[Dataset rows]
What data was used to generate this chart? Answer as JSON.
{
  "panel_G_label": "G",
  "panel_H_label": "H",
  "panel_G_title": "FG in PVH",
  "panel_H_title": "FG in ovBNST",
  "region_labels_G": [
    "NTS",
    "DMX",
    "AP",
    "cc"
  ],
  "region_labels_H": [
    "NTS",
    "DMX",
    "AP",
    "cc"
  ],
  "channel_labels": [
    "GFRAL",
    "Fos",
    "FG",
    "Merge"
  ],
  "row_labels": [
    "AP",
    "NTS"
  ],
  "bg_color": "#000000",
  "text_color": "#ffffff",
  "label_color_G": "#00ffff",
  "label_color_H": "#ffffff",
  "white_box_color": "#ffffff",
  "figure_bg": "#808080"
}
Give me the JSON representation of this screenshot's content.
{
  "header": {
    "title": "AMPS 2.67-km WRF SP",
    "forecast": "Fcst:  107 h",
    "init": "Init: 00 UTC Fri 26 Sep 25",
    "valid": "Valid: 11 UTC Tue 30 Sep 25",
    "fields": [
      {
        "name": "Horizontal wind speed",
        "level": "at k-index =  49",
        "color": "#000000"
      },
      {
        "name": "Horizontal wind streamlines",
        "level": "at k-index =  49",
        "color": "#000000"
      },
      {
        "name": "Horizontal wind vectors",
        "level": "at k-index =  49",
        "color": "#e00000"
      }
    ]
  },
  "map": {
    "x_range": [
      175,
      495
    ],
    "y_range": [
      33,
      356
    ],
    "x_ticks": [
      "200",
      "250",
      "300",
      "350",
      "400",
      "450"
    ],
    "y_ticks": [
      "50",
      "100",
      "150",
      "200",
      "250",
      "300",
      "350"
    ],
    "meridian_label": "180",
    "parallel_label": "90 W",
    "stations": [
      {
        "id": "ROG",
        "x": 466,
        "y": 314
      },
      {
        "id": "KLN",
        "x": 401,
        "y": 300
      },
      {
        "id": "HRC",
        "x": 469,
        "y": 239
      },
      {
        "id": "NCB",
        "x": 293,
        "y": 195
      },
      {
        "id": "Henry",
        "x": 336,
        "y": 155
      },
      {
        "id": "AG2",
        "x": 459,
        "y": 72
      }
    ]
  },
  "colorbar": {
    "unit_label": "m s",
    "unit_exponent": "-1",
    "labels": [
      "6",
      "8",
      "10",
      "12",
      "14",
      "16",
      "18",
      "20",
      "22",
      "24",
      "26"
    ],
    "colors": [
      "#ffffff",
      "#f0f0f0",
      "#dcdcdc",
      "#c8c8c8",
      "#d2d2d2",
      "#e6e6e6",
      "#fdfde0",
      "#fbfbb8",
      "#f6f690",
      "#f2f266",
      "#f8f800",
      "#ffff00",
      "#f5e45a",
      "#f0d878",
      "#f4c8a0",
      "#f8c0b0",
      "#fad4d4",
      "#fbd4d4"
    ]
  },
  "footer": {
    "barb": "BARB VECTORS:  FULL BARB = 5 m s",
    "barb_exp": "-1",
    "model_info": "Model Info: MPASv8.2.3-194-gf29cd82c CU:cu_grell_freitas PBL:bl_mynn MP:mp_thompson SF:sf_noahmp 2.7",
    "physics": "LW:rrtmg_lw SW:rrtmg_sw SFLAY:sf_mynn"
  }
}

— What you will do —
All of the entries above should be written out again exactly.

— Expected answer —
What data was used to generate this chart? Answer as JSON.
{
  "panel_G_label": "G",
  "panel_H_label": "H",
  "panel_G_title": "FG in PVH",
  "panel_H_title": "FG in ovBNST",
  "region_labels_G": [
    "NTS",
    "DMX",
    "AP",
    "cc"
  ],
  "region_labels_H": [
    "NTS",
    "DMX",
    "AP",
    "cc"
  ],
  "channel_labels": [
    "GFRAL",
    "Fos",
    "FG",
    "Merge"
  ],
  "row_labels": [
    "AP",
    "NTS"
  ],
  "bg_color": "#000000",
  "text_color": "#ffffff",
  "label_color_G": "#00ffff",
  "label_color_H": "#ffffff",
  "white_box_color": "#ffffff",
  "figure_bg": "#808080"
}
Give me the JSON representation of this screenshot's content.
{
  "header": {
    "title": "AMPS 2.67-km WRF SP",
    "forecast": "Fcst:  107 h",
    "init": "Init: 00 UTC Fri 26 Sep 25",
    "valid": "Valid: 11 UTC Tue 30 Sep 25",
    "fields": [
      {
        "name": "Horizontal wind speed",
        "level": "at k-index =  49",
        "color": "#000000"
      },
      {
        "name": "Horizontal wind streamlines",
        "level": "at k-index =  49",
        "color": "#000000"
      },
      {
        "name": "Horizontal wind vectors",
        "level": "at k-index =  49",
        "color": "#e00000"
      }
    ]
  },
  "map": {
    "x_range": [
      175,
      495
    ],
    "y_range": [
      33,
      356
    ],
    "x_ticks": [
      "200",
      "250",
      "300",
      "350",
      "400",
      "450"
    ],
    "y_ticks": [
      "50",
      "100",
      "150",
      "200",
      "250",
      "300",
      "350"
    ],
    "meridian_label": "180",
    "parallel_label": "90 W",
    "stations": [
      {
        "id": "ROG",
        "x": 466,
        "y": 314
      },
      {
        "id": "KLN",
        "x": 401,
        "y": 300
      },
      {
        "id": "HRC",
        "x": 469,
        "y": 239
      },
      {
        "id": "NCB",
        "x": 293,
        "y": 195
      },
      {
        "id": "Henry",
        "x": 336,
        "y": 155
      },
      {
        "id": "AG2",
        "x": 459,
        "y": 72
      }
    ]
  },
  "colorbar": {
    "unit_label": "m s",
    "unit_exponent": "-1",
    "labels": [
      "6",
      "8",
      "10",
      "12",
      "14",
      "16",
      "18",
      "20",
      "22",
      "24",
      "26"
    ],
    "colors": [
      "#ffffff",
      "#f0f0f0",
      "#dcdcdc",
      "#c8c8c8",
      "#d2d2d2",
      "#e6e6e6",
      "#fdfde0",
      "#fbfbb8",
      "#f6f690",
      "#f2f266",
      "#f8f800",
      "#ffff00",
      "#f5e45a",
      "#f0d878",
      "#f4c8a0",
      "#f8c0b0",
      "#fad4d4",
      "#fbd4d4"
    ]
  },
  "footer": {
    "barb": "BARB VECTORS:  FULL BARB = 5 m s",
    "barb_exp": "-1",
    "model_info": "Model Info: MPASv8.2.3-194-gf29cd82c CU:cu_grell_freitas PBL:bl_mynn MP:mp_thompson SF:sf_noahmp 2.7",
    "physics": "LW:rrtmg_lw SW:rrtmg_sw SFLAY:sf_mynn"
  }
}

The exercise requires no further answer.